Texte à lire

==========

10. En statuant ainsi, alors que, dans le dispositif de ses conclusions d'appel, M. I... demandait la réformation du jugement entrepris en ce qu'il avait, notamment, prononcé contre lui une interdiction de gérer d'une durée de cinq ans après avoir expliqué, dans le corps de ces mêmes conclusions, en quoi il n'avait pas commis les faits qui lui étaient reprochés aussi bien à l'appui de la demande de contribution à l'insuffisance d'actif que de celle tendant au prononcé de l'interdiction de gérer, la cour d'appel, qui a méconnu l'objet du litige, a violé le texte susvisé.

PAR CES MOTIFS, et sans qu'il y ait lieu de statuer sur les autres branches du deuxième moyen, la Cour :

CASSE ET ANNULE, mais seulement en ce que, confirmant le jugement, il prononce contre M. I... une interdiction de gérer pendant une durée de cinq ans et le condamne au titre de la contribution à l'insuffisance d'actif de payer la somme de 150 000 euros à la société [...] en qualité de liquidateur de la société SN Recup Nord en ce qu'il le condamne solidairement à payer à la société [...], ès qualités, la somme de 5 000 euros en application de l'article 700 du code de procédure civile, l'arrêt rendu le 12 avril 2018, entre les parties, par la cour d'appel de Paris ;

Remet, sur ces points, l'affaire et les parties dans l'état où elles se trouvaient avant cet arrêt et les renvoie devant la cour d'appel de Paris autrement composée ;

Condamne la société [...], ès qualités, aux dépens ;

En application de l'article 700 du code de procédure civile, rejette les demandes ;

Dit que sur les diligences du procureur général près la Cour de cassation, le présent arrêt sera transmis pour être transcrit en marge ou à la suite de l'arrêt partiellement cassé ;

Ainsi fait et jugé par la Cour de cassation, chambre commerciale, financière et économique, et prononcé par le président en son audience publique du dix-sept juin deux mille vingt.

MOYENS ANNEXES au présent arrêt :

Moyens produits par la SCP Baraduc, Duhamel et Rameix, avocat aux Conseils, pour M. I...

PREMIER MOYEN DE CASSATION :
:

IL EST FAIT GRIEF à l'arrêt attaqué, confirmatif de ce chef, d'avoir prononcé une sanction d'interdiction de diriger, gérer, administrer ou contrôler, directement ou indirectement, toute entreprise commerciale ou artisanale, toute exploitation agricole et toute personne morale ayant une activité économique à l'encontre de M. Y... I..., pendant une durée de cinq ans, d'avoir condamné à titre de contribution à l'insuffisance d'actifs de la société SN Recup Nord par application des dispositions de l'article L. 651-2 du code de commerce M. Y... I..., solidairement avec M. P... H... J..., dans la limite de 150 000 euros, et d'avoir condamné M. Y... I..., solidairement avec M. P... J..., à payer à la SELARL [...] , ès qualités de mandataire liquidateur de la société SN Recup Nord, la somme de 5 500 euros sur le fondement de l'article 700 du code de procédure civile ;
au visa des réquisitions écrites du ministère public du 20 décembre 2017 par lequel celui-ci sollicitait la confirmation du jugement entrepris en toutes ses dispositions ;

ALORS QUE les parties doivent avoir communication des réquisitions écrites du ministère public qui ne s'est pas borné à s'en rapporter à justice, et pouvoir y répondre utilement ; qu'en se bornant à relever que le ministère public avait demandé, dans son avis en date du 20 décembre 2017, de confirmer le jugement entrepris en toutes ces dispositions et que, représenté à l'audience du 26 janvier 2018, il « a fait connaître son avis », sans constater précisément que l'avis écrit du ministère public en date du 20 décembre 2017 avait été communiqué aux parties afin qu'elles puissent y répondre utilement, la cour d'appel n'a pas mis la Cour de cassation en mesure d'exercer son contrôle et a violé les articles 16 et 431 du code de procédure civile, ensemble l'article § 1 de la Convention européenne de sauvegarde des droits de l'homme et des libertés fondamentales.

==========

Données fournies
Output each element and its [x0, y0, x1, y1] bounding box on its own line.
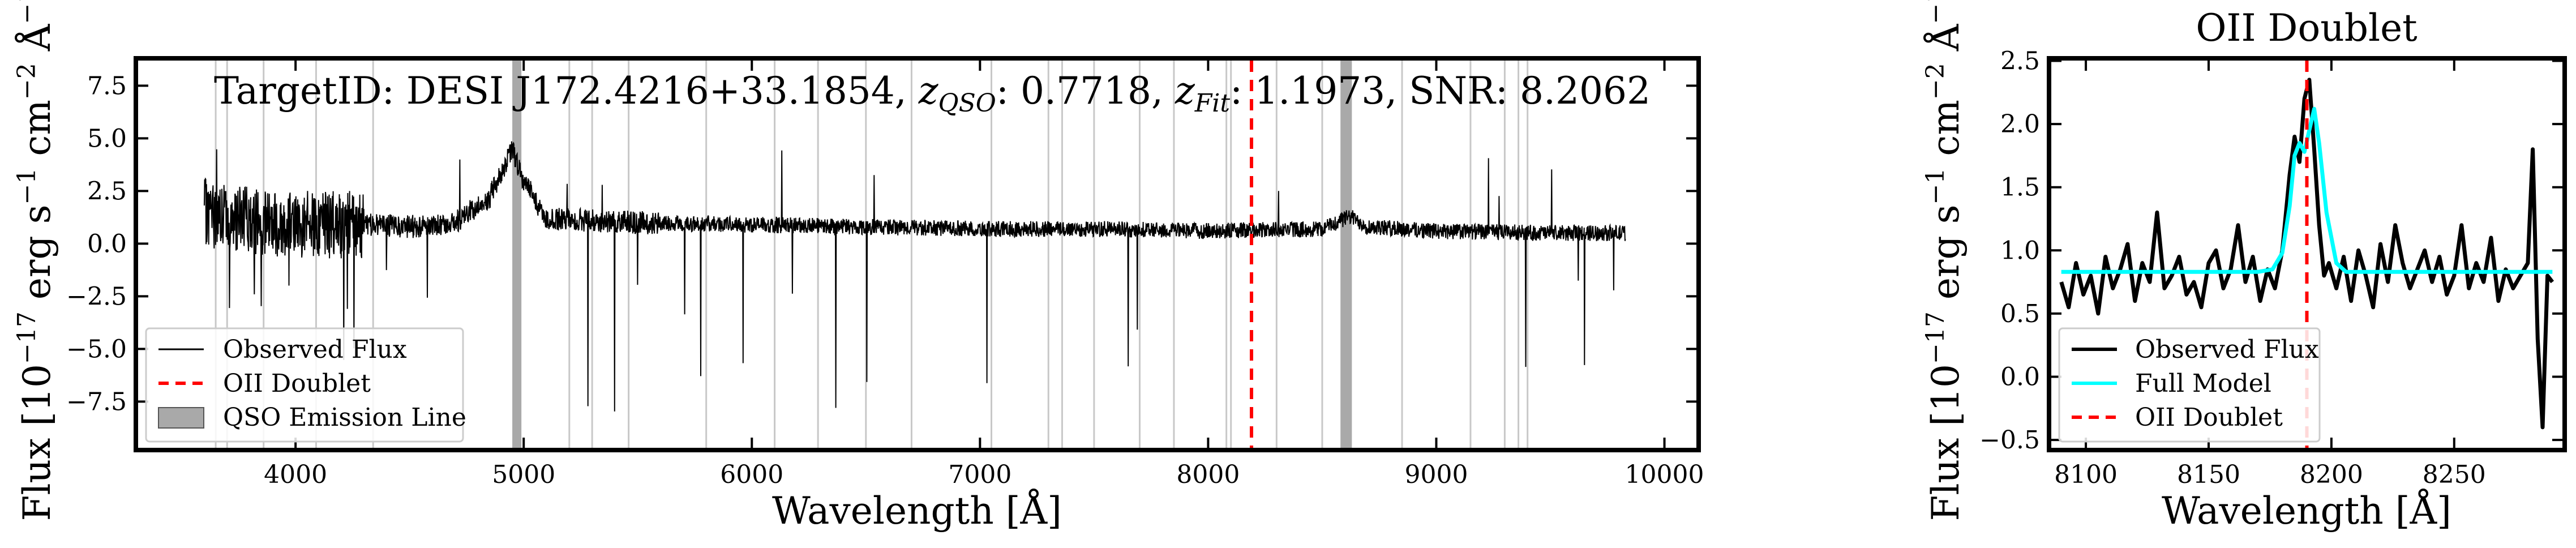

==========

Consigne écrite A
Relevez dans l'arrêt de cassation tout ce qui va de « Ainsi fait et » jusqu'à « pour M. I... ».
Consigne écrite B
D'après l'arrêt de cassation, pour quelle raison la cour d'appel a-t-elle méconnu l'objet du litige ? Répondez en une à trois phrases.

Réponse A
Ainsi fait et jugé par la Cour de cassation, chambre commerciale, financière et économique, et prononcé par le président en son audience publique du dix-sept juin deux mille vingt.

MOYENS ANNEXES au présent arrêt :

Moyens produits par la SCP Baraduc, Duhamel et Rameix, avocat aux Conseils, pour M. I...

Réponse B
Dans le dispositif de ses conclusions d'appel, M. I... demandait la réformation du jugement, notamment en ce qu'il avait prononcé contre lui une interdiction de gérer de cinq ans. Dans le corps de ces mêmes conclusions, il avait expliqué en quoi il n'avait pas commis les faits reprochés, aussi bien à l'appui de la demande de contribution à l'insuffisance d'actif que de celle tendant à l'interdiction de gérer.